*Record excerpts*.
────────────────────────────────────────
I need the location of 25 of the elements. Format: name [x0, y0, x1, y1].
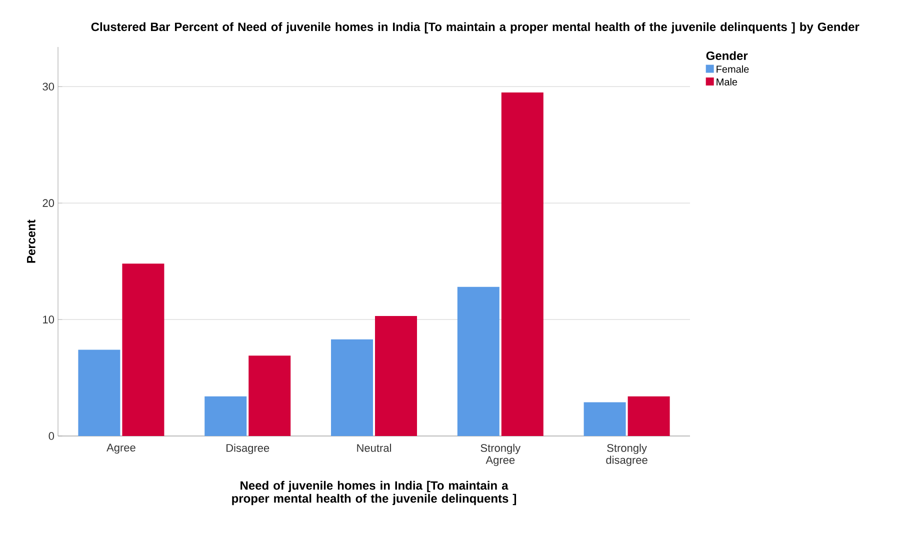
bar	[375, 316, 418, 436]
legend-label: Male	[716, 78, 738, 86]
bar	[457, 286, 500, 436]
legend-title: Gender	[706, 51, 748, 60]
x-tick-label: Disagree	[226, 444, 270, 454]
bar	[204, 396, 247, 436]
y-tick-label: 20	[42, 199, 54, 207]
bar	[78, 350, 120, 436]
x-tick-label: Strongly Agree	[480, 444, 521, 466]
y-tick-label: 30	[42, 82, 54, 90]
bar	[331, 339, 374, 436]
bar	[584, 402, 626, 436]
y-axis-title: Percent	[27, 220, 36, 263]
x-axis-title: Need of juvenile homes in India [To maintain a proper mental health of the juvenile delinquents ]	[232, 480, 516, 506]
bar	[122, 264, 164, 436]
bar	[628, 396, 670, 436]
y-tick-label: 10	[43, 316, 54, 324]
chart-title: Clustered Bar Percent of Need of juvenile homes in India [To maintain a proper mental health of the juvenile delinquents ] by Gender	[91, 22, 860, 34]
y-tick-label: 0	[48, 432, 54, 440]
x-tick-label: Neutral	[357, 444, 391, 452]
bar	[248, 356, 291, 436]
legend-label: Female	[716, 65, 749, 73]
x-tick-label: Agree	[106, 444, 136, 454]
x-tick-label: Strongly disagree	[606, 444, 648, 466]
bar	[501, 92, 544, 436]
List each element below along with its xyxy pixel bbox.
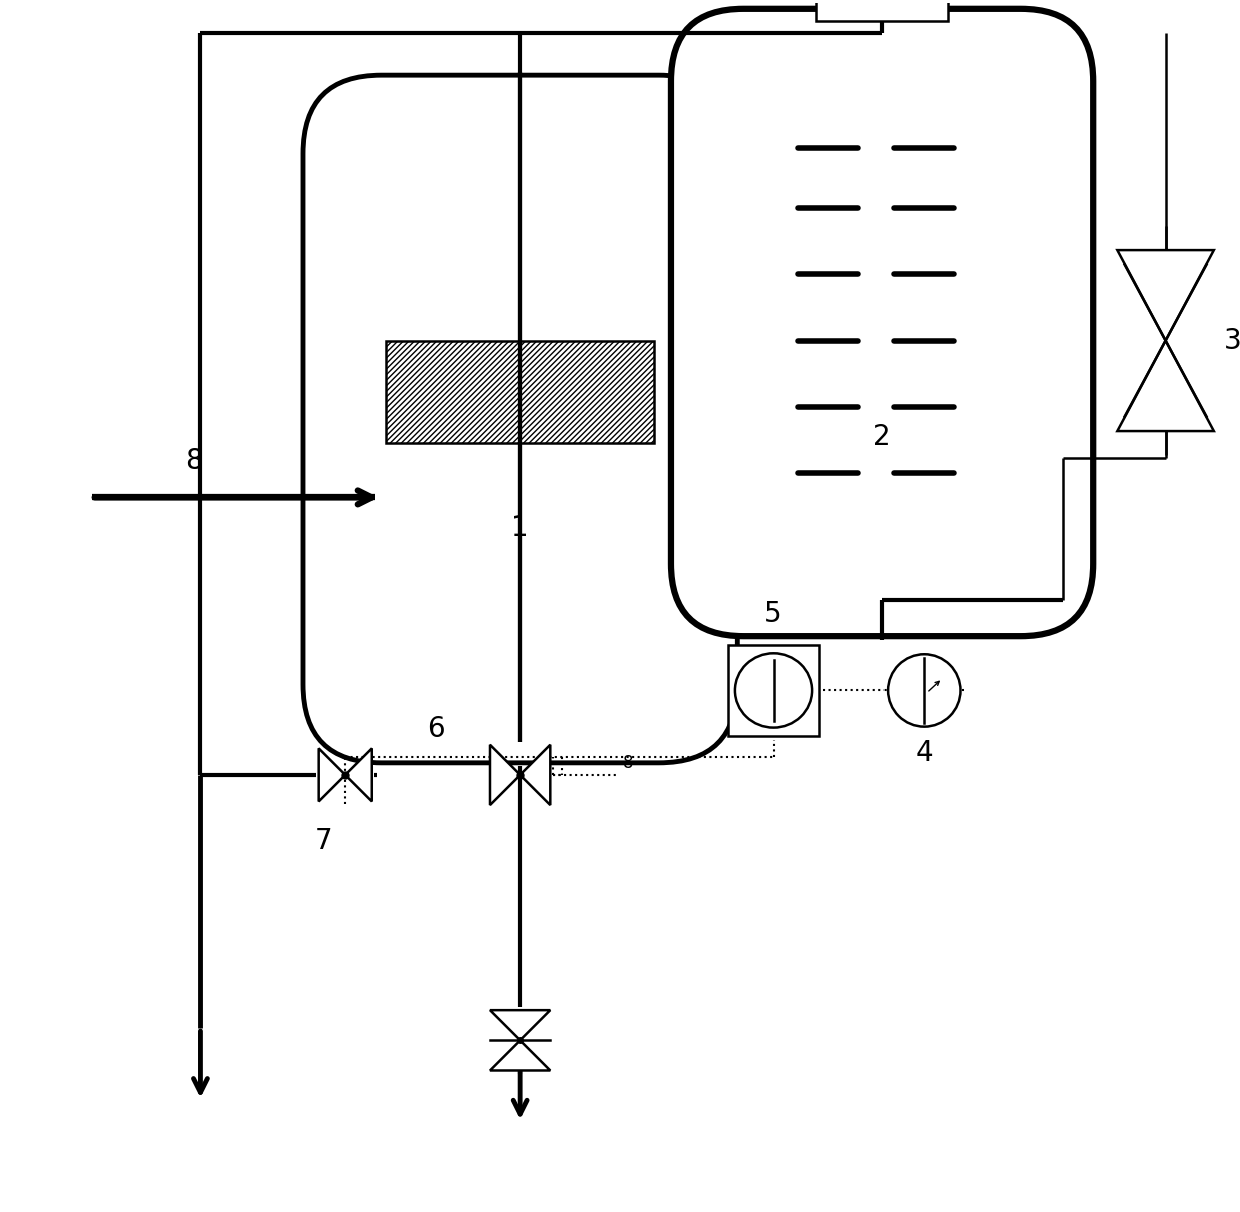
Polygon shape (490, 1010, 551, 1040)
Polygon shape (345, 748, 372, 801)
Polygon shape (1117, 341, 1214, 431)
Polygon shape (490, 1040, 551, 1070)
Polygon shape (490, 744, 520, 805)
Bar (816, 0, 949, 21)
Text: 1: 1 (511, 514, 529, 542)
Text: 8: 8 (622, 754, 634, 772)
Bar (386, 341, 653, 444)
Ellipse shape (735, 653, 812, 727)
Text: 3: 3 (1224, 326, 1240, 355)
Circle shape (888, 654, 961, 727)
Text: 7: 7 (315, 828, 332, 856)
Text: 2: 2 (873, 423, 890, 451)
Polygon shape (1117, 250, 1214, 341)
Polygon shape (319, 748, 345, 801)
Polygon shape (520, 744, 551, 805)
FancyBboxPatch shape (671, 8, 1094, 636)
Text: 6: 6 (427, 715, 444, 743)
Text: 5: 5 (764, 600, 781, 629)
FancyBboxPatch shape (303, 75, 738, 762)
Text: 8: 8 (186, 447, 203, 475)
Bar (728, 645, 820, 737)
Text: 4: 4 (915, 739, 934, 767)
────────────────────────────────────────
*What needs to be done*. Write out every line of the material above exactly, leaving out the pictures.

*Response*.
I need the location of 25 of the elements. Format: name [x0, y0, x1, y1].
bar	[375, 316, 418, 436]
legend-label: Male	[716, 78, 738, 86]
bar	[457, 286, 500, 436]
legend-title: Gender	[706, 51, 748, 60]
x-tick-label: Disagree	[226, 444, 270, 454]
bar	[204, 396, 247, 436]
y-tick-label: 20	[42, 199, 54, 207]
bar	[78, 350, 120, 436]
x-tick-label: Strongly Agree	[480, 444, 521, 466]
y-tick-label: 30	[42, 82, 54, 90]
bar	[331, 339, 374, 436]
bar	[584, 402, 626, 436]
y-axis-title: Percent	[27, 220, 36, 263]
x-axis-title: Need of juvenile homes in India [To maintain a proper mental health of the juvenile delinquents ]	[232, 480, 516, 506]
bar	[122, 264, 164, 436]
bar	[628, 396, 670, 436]
y-tick-label: 10	[43, 316, 54, 324]
chart-title: Clustered Bar Percent of Need of juvenile homes in India [To maintain a proper mental health of the juvenile delinquents ] by Gender	[91, 22, 860, 34]
y-tick-label: 0	[48, 432, 54, 440]
x-tick-label: Neutral	[357, 444, 391, 452]
bar	[248, 356, 291, 436]
legend-label: Female	[716, 65, 749, 73]
x-tick-label: Agree	[106, 444, 136, 454]
x-tick-label: Strongly disagree	[606, 444, 648, 466]
bar	[501, 92, 544, 436]
List each element below along with its xyxy pixel bbox.
Polygon shape (490, 1010, 551, 1040)
Polygon shape (345, 748, 372, 801)
Polygon shape (1117, 341, 1214, 431)
Polygon shape (490, 1040, 551, 1070)
Polygon shape (490, 744, 520, 805)
Bar (816, 0, 949, 21)
Text: 1: 1 (511, 514, 529, 542)
Text: 8: 8 (622, 754, 634, 772)
Bar (386, 341, 653, 444)
Ellipse shape (735, 653, 812, 727)
Text: 3: 3 (1224, 326, 1240, 355)
Circle shape (888, 654, 961, 727)
Text: 7: 7 (315, 828, 332, 856)
Text: 2: 2 (873, 423, 890, 451)
Polygon shape (1117, 250, 1214, 341)
Polygon shape (319, 748, 345, 801)
Polygon shape (520, 744, 551, 805)
FancyBboxPatch shape (671, 8, 1094, 636)
Text: 6: 6 (427, 715, 444, 743)
Text: 5: 5 (764, 600, 781, 629)
FancyBboxPatch shape (303, 75, 738, 762)
Text: 8: 8 (186, 447, 203, 475)
Bar (728, 645, 820, 737)
Text: 4: 4 (915, 739, 934, 767)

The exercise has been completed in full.